- FRAGMENTO DEL DOCUMENTO:
------------------------------------------------------------------------

No. Nada de eso. Juzgar y repensar el pasado, muchas veces sin anestesia, es inevitable en una civilización globalizada como la nuestra. Más aún, es imprescindible. ¿Cómo saber si estamos tirando puritanamente por la borda las bases históricas de nuestra sociedad? Simple: ¿preguntémonos cómo se sentiría un compatriota nuestro al ver como un símbolo del sistema que lo ha oprimido, ya sea una bandera confederada en una competencia de NASCAR, o una estatua a la memoria de un conquistador europeo, son valorados como lo mejor de la nación a la cual pertenece? ¿Removerlos sería para ellos un acto de injuria o de justicia? Si somos parte del bando ganador, ¿necesitamos de esas partes oscuras de nuestros ídolos, para sentir que hemos tenido éxito como sociedad?
En cualquier caso, la respuesta no tiene atajo: remover pero ante todo, revalorar símbolos que vanaglorien un pasado de injusticia y opresión, es un paso indispensable hacia una sociedad más justa. No hay puntos medios. Cada cierta época, los tiempos llegan para ese doloroso examen. Justo como ocurre ahora. Porque los monumentos no suelen representar verdades ni valores universales. La mayor parte de las veces representan valores, creencias e intereses de grupos y regímenes particulares, en posiciones de poder, que los colocaron allí para algún fin.
Cada vez que cambiemos o removamos una estatua, una efigie o una medalla, muy probablemente no borraremos historia, así a secas, sino una aproximación particular a esa historia, una entre las muchas que quedaron silenciadas para que esa en especial pudiese existir.
¿Qué tan lejos debemos llegar cuestionando al pasado?

------------------------------------------------------------------------

- LISTADO PROPORCIONADO:
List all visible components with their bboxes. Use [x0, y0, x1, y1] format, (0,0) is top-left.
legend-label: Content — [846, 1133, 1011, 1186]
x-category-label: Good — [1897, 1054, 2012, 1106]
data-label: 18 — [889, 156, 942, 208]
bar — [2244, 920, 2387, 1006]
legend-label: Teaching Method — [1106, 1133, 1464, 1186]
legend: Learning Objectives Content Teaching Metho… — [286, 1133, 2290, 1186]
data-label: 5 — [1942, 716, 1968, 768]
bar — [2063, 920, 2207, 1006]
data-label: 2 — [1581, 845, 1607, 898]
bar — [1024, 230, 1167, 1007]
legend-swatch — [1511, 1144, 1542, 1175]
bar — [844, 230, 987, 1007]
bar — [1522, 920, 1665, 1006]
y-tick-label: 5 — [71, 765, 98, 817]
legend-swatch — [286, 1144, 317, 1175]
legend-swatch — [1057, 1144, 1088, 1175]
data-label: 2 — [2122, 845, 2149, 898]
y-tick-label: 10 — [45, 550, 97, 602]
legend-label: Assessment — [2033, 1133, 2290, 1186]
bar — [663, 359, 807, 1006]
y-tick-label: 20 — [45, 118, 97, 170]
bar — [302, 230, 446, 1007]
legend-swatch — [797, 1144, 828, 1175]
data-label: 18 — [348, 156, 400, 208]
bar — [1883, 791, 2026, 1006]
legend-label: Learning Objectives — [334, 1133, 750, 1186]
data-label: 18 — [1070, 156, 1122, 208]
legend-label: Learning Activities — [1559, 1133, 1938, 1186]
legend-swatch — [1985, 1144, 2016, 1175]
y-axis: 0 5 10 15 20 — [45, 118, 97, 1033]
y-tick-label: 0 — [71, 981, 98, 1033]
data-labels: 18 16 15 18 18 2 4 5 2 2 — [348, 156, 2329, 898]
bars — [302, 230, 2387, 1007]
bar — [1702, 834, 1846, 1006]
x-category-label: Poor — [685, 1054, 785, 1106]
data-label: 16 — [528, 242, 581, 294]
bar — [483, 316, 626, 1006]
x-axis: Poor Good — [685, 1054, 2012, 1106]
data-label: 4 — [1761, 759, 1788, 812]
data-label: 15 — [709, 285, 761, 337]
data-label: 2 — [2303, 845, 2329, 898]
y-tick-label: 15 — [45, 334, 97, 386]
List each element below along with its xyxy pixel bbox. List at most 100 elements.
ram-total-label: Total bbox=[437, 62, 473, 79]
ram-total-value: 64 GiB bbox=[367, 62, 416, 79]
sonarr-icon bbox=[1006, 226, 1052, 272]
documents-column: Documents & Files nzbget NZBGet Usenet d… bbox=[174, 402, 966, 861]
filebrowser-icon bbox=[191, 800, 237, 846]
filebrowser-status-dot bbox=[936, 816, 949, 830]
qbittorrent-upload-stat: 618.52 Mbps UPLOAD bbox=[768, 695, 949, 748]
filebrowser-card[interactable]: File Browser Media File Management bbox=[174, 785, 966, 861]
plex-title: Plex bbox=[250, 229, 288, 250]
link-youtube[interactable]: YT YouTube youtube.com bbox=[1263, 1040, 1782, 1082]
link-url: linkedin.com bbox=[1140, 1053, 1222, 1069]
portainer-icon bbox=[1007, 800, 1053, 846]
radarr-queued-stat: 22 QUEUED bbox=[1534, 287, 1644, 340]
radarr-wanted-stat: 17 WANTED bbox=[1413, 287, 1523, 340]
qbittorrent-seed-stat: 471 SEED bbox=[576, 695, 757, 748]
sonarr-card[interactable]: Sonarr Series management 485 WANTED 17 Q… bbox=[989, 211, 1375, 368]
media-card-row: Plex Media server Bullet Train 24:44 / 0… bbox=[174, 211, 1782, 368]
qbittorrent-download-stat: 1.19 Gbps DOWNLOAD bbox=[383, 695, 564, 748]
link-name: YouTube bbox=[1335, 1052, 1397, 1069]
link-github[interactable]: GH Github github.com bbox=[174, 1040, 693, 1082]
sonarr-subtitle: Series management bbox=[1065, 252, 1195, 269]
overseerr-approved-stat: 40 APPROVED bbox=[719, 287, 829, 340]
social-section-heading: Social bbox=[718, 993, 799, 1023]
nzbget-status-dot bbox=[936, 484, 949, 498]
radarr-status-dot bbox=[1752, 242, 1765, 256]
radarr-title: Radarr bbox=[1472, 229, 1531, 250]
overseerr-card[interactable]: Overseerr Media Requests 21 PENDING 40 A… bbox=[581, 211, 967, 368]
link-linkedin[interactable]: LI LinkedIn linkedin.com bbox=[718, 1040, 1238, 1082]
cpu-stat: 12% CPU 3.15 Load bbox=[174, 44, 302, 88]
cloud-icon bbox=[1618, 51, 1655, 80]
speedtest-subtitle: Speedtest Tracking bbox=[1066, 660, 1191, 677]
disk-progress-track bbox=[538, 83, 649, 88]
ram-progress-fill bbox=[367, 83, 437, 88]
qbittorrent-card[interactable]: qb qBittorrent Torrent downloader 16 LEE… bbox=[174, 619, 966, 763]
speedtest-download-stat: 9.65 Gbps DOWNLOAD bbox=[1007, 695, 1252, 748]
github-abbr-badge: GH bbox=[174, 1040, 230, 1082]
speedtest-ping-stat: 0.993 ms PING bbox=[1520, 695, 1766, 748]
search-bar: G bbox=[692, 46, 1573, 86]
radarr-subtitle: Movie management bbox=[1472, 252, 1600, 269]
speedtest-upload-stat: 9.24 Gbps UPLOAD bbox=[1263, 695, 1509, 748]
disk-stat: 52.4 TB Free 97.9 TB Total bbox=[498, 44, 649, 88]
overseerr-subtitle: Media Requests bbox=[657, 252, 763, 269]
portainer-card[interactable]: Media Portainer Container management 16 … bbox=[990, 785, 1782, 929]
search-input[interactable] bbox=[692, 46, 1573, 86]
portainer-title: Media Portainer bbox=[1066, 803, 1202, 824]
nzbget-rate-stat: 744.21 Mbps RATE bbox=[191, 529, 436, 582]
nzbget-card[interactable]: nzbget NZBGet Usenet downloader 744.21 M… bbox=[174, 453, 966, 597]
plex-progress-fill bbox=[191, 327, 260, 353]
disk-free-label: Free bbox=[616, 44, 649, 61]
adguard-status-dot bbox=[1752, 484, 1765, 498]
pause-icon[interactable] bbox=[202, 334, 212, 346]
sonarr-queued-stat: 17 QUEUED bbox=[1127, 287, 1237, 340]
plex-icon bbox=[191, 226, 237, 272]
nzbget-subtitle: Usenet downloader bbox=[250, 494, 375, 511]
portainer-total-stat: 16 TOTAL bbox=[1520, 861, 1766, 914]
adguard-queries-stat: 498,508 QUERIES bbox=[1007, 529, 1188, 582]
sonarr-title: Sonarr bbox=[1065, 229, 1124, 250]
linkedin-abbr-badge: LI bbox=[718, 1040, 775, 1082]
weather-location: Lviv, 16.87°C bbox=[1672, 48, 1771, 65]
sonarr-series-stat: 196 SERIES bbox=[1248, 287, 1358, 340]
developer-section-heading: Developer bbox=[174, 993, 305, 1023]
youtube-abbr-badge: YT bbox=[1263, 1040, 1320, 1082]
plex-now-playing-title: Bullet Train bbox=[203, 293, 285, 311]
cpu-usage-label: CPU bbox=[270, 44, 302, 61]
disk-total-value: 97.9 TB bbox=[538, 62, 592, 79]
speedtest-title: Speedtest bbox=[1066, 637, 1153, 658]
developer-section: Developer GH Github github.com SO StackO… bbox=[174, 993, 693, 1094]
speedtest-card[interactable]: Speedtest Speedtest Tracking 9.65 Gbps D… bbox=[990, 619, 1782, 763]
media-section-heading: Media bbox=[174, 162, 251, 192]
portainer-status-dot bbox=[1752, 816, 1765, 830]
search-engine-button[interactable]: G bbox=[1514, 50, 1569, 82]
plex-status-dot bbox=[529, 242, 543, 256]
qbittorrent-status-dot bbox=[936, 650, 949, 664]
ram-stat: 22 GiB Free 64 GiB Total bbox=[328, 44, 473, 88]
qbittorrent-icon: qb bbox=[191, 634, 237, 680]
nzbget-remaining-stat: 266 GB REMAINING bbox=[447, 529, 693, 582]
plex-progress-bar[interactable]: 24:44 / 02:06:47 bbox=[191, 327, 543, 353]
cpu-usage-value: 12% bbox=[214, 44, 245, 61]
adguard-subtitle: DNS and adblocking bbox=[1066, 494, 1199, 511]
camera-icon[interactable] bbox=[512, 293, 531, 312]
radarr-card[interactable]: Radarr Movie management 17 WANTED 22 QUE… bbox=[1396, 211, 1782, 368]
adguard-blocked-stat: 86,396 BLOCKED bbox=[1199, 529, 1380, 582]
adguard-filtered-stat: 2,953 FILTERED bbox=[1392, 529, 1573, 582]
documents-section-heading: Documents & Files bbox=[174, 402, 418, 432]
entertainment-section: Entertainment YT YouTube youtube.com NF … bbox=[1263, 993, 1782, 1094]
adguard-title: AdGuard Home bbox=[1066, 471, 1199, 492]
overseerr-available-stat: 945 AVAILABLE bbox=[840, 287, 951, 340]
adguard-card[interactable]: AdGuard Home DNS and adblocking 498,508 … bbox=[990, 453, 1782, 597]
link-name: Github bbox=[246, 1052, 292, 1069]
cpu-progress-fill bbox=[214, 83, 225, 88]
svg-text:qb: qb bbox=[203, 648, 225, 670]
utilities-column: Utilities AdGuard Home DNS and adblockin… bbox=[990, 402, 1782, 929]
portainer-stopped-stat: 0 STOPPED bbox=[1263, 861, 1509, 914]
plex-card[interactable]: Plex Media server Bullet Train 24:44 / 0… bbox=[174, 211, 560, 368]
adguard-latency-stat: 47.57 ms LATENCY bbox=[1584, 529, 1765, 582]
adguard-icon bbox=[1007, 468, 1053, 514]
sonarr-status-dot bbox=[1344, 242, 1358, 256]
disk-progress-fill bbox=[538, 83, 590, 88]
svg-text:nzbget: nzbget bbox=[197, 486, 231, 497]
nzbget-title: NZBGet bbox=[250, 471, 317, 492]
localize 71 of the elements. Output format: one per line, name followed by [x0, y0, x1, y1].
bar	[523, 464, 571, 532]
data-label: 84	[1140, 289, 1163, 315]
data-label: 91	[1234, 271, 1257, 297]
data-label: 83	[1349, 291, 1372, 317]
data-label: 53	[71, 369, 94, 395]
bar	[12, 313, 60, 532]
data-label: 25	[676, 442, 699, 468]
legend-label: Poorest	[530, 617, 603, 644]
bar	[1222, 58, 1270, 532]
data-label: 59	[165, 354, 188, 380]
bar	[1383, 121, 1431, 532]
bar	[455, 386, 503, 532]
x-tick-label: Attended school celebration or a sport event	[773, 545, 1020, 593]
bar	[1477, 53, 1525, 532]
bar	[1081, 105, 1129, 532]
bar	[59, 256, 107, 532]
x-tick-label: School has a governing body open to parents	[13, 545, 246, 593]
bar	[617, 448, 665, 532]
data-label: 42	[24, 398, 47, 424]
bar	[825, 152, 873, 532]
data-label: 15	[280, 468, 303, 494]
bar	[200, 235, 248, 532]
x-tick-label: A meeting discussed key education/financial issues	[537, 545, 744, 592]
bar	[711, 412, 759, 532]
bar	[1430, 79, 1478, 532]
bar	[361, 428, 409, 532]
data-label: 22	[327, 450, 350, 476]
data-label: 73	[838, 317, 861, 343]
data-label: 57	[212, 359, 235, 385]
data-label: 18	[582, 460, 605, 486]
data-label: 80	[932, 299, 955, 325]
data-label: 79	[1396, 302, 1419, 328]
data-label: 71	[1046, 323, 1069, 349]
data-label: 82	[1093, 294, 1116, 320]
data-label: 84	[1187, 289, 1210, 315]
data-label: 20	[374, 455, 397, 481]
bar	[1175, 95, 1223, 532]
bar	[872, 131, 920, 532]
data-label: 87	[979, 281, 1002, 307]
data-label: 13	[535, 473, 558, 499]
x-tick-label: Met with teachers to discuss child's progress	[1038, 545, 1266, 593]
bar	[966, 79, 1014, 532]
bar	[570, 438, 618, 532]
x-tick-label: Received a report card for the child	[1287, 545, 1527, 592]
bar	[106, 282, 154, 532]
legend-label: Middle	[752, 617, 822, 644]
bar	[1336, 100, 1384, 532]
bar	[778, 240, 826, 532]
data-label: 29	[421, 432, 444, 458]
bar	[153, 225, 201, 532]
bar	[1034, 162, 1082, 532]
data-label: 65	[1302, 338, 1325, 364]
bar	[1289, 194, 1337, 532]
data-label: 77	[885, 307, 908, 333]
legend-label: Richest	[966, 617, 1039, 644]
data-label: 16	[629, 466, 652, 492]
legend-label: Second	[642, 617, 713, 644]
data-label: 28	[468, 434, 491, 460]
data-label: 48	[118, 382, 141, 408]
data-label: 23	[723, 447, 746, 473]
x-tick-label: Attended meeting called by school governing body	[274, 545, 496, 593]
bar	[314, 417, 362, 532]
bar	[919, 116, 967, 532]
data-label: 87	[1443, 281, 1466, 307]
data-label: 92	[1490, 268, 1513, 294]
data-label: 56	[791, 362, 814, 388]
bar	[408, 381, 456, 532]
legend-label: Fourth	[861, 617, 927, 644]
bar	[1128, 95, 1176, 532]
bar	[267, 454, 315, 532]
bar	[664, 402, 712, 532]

------------------------------------------------------------------------

- COMPLETA LO SIGUIENTE:
A – Según el texto sobre los monumentos, ¿qué representan los monumentos la mayor parte de las veces?
B – Reproduce literalmente el pasaje del texto sobre los monumentos que va desde "Cada vez que" hasta "cuestionando al pasado?".
C – Prosigue el texto sobre los monumentos a partir de su última oración.

- LISTA DE RESPUESTAS:
A – Valores, creencias e intereses de grupos y regímenes particulares, en posiciones de poder, que los colocaron allí para algún fin.

B –
Cada vez que cambiemos o removamos una estatua, una efigie o una medalla, muy probablemente no borraremos historia, así a secas, sino una aproximación particular a esa historia, una entre las muchas que quedaron silenciadas para que esa en especial pudiese existir.
¿Qué tan lejos debemos llegar cuestionando al pasado?

C –
Lo que sea necesario, por el bien y la salud de nuestras sociedades. Solo las dictaduras encubren o mutilan su pasado para deshacerse de recuerdos inaceptables. Es entonces cuando, como bien lo señaló el filósofo George Santayana, queda abierta la condena a repetirlo. La democracia, la libre deliberación democrática, con sus yerros, es el único sistema que puede aceptar nuestro pasado, con todas sus áreas oscuras, analizarlo, pensarlo y salir fortalecida de semejante ejercicio.
Cierto, en muchos casos deberá tenerse claro que estaremos juzgando con valores actuales historias y comportamientos propios de contextos muy diferentes. Estará en nuestra madurez el saber separar el trigo de la paja y valorar qué de ello debe preservarse y qué de ello debemos evitar que se repita. Valorar a sabiendas de que muchos de nuestros mitos, inevitablemente, saldrán mejor parados que otros, con las dolorosas conclusiones del caso.
Porque si bien tomar estatuas y cubrirlas de aerosol, lanzarlas por la borda o confinarlas en bodegas, es un paso a veces inevitable para visibilizar la injusticia que se quiere ocultar, ello es solo el aspecto superfluo del problema. Leerlas entre líneas es lo que verdaderamente cuenta. Leerlas a sabiendas de que lo mismo deberán hacer las futuras generaciones con nuestros actos, para bien de la familia humana.